WRITTEN PROBLEM: Return every line of the data below that includes the string "ylabel".

Figure data in JSON:
## start

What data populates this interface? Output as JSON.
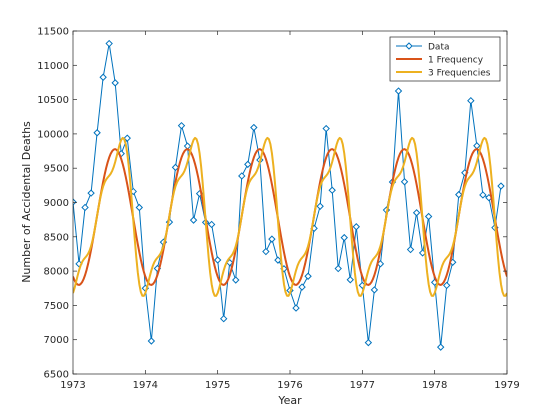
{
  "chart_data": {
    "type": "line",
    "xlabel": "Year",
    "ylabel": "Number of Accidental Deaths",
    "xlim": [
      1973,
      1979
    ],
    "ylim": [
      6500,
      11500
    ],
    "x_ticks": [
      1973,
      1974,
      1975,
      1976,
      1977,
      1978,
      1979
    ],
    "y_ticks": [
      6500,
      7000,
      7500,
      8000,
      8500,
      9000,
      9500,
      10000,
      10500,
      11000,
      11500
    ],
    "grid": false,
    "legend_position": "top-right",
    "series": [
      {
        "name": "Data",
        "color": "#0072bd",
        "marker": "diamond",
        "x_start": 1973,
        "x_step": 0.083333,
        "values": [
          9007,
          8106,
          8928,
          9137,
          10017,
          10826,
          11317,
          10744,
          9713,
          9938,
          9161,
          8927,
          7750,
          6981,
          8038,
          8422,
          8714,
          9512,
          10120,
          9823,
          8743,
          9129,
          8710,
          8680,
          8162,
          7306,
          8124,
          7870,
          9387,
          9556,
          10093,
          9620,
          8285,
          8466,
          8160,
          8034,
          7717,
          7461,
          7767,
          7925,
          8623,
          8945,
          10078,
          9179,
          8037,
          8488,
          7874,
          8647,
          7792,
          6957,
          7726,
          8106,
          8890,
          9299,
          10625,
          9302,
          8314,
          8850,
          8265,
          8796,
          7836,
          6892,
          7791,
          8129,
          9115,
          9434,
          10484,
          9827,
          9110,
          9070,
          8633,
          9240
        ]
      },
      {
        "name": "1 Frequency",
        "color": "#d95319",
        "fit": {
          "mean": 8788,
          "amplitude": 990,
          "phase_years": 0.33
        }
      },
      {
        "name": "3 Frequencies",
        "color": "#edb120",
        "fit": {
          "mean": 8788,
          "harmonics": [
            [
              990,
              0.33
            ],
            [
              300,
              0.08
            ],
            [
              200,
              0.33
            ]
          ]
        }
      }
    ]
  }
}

## end
## start

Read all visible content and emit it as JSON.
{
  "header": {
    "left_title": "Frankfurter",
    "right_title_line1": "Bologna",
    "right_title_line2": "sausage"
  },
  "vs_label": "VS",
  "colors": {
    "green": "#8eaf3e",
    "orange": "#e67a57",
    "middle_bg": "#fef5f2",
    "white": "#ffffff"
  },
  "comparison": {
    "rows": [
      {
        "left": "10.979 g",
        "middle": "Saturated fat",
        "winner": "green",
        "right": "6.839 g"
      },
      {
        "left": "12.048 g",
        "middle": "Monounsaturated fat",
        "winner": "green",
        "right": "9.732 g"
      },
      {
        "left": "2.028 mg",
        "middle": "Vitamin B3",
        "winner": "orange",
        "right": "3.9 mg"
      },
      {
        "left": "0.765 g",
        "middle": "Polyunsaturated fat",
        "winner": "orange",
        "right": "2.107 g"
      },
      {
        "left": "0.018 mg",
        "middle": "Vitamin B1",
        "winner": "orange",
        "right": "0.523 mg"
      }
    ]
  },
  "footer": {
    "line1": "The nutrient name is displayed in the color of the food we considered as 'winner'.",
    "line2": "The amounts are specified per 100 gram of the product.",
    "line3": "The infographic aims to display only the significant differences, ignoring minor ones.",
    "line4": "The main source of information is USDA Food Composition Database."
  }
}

## end
## start

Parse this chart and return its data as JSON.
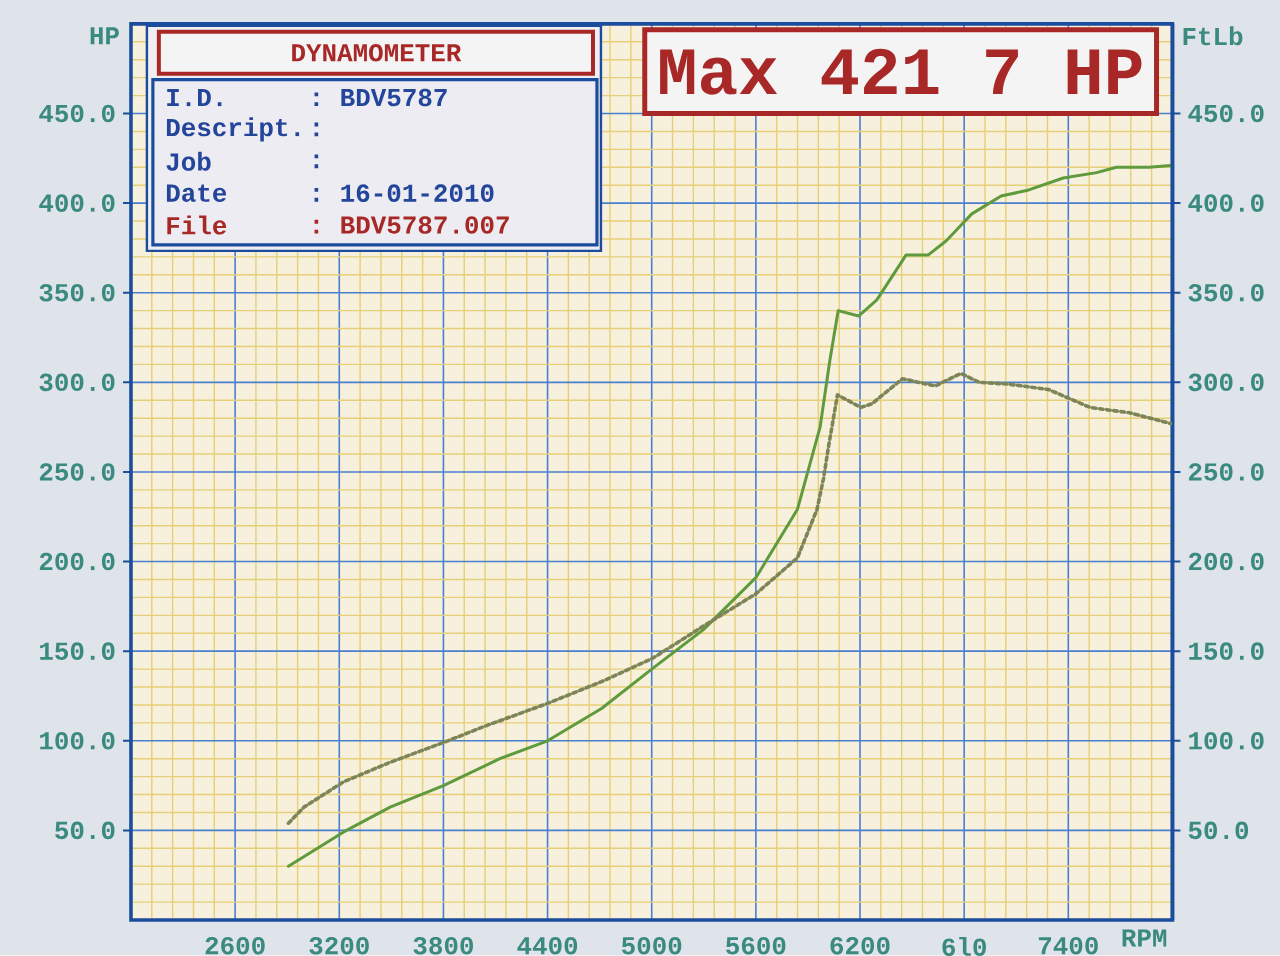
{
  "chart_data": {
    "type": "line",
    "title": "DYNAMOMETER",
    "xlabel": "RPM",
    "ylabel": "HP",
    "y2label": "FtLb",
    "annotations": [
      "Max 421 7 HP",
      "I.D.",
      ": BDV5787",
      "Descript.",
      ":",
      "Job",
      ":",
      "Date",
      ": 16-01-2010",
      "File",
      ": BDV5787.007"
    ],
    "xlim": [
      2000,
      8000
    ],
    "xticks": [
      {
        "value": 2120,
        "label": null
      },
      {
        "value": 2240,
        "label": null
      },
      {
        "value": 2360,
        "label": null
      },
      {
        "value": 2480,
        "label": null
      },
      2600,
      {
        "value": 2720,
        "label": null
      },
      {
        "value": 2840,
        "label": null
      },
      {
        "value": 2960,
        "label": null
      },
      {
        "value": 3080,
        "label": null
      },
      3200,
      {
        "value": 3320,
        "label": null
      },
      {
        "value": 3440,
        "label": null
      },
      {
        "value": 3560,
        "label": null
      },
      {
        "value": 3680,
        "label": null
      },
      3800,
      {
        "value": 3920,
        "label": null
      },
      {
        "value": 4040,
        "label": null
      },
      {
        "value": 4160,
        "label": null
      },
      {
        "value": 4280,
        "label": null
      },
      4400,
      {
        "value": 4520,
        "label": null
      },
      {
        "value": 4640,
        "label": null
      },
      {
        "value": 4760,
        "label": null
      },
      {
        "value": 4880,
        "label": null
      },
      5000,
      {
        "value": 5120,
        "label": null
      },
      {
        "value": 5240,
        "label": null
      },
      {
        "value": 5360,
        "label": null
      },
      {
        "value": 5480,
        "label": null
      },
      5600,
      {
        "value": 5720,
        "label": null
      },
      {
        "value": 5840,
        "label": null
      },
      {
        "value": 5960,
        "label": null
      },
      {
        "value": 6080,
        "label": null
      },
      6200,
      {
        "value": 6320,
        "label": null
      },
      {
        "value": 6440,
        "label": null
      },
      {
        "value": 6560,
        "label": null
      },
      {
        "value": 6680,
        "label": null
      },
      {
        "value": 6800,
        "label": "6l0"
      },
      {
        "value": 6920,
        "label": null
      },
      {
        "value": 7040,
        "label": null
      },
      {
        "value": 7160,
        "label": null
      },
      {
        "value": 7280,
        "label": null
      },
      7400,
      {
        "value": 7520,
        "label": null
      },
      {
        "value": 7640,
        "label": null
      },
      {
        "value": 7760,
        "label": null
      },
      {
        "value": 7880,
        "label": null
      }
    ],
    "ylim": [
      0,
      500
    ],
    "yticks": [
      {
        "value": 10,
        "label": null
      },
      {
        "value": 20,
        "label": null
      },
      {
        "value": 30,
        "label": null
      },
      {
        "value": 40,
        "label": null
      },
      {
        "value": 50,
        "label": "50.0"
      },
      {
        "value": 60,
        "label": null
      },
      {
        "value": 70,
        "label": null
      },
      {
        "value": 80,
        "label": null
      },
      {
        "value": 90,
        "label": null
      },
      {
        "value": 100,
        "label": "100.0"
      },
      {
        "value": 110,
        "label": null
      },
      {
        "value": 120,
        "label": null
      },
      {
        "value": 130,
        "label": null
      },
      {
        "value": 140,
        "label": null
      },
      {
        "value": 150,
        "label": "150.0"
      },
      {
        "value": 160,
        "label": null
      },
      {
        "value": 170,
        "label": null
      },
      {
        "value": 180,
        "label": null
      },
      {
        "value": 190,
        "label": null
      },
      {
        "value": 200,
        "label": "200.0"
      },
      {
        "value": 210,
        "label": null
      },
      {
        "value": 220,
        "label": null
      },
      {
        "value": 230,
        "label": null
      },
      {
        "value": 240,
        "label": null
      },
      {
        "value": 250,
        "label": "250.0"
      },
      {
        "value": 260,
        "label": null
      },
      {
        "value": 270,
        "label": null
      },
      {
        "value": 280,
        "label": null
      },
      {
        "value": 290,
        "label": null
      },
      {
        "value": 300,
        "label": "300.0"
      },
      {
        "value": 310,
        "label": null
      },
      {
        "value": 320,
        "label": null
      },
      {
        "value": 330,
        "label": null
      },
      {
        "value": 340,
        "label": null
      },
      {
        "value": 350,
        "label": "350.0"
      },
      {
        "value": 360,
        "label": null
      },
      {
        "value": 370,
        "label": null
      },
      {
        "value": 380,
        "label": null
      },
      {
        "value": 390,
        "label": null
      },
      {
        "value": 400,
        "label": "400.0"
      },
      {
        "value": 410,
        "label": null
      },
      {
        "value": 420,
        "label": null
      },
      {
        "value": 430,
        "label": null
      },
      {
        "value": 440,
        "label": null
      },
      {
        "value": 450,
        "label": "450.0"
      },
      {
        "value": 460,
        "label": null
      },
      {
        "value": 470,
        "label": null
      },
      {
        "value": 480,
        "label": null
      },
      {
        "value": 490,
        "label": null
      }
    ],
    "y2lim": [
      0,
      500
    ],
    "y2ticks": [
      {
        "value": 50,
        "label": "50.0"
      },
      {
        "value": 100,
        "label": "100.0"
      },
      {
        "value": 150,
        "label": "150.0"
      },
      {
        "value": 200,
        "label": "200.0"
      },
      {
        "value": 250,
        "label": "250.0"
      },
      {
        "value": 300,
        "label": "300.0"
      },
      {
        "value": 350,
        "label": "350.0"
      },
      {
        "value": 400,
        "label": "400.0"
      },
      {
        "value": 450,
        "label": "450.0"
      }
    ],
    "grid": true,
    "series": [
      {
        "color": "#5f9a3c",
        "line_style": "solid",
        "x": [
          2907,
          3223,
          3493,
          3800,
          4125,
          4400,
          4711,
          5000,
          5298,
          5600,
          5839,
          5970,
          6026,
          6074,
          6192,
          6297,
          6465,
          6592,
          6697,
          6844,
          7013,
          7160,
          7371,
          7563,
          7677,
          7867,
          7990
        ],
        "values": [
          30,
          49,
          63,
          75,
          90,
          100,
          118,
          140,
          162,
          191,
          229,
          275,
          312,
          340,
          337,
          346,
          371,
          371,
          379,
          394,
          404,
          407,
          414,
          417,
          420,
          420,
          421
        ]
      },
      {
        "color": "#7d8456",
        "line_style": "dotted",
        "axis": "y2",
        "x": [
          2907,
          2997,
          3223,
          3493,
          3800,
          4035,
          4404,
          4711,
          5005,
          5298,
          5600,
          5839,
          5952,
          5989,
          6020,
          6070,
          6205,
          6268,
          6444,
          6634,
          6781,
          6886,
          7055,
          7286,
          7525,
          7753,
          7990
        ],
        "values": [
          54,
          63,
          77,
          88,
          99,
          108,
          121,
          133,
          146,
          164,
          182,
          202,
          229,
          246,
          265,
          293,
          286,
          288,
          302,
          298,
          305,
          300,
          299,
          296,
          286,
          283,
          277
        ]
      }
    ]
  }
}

## end

OUTPUT OF THE EXERCISE:
    "ylabel": "Number of Accidental Deaths",
    "ylabel": "HP",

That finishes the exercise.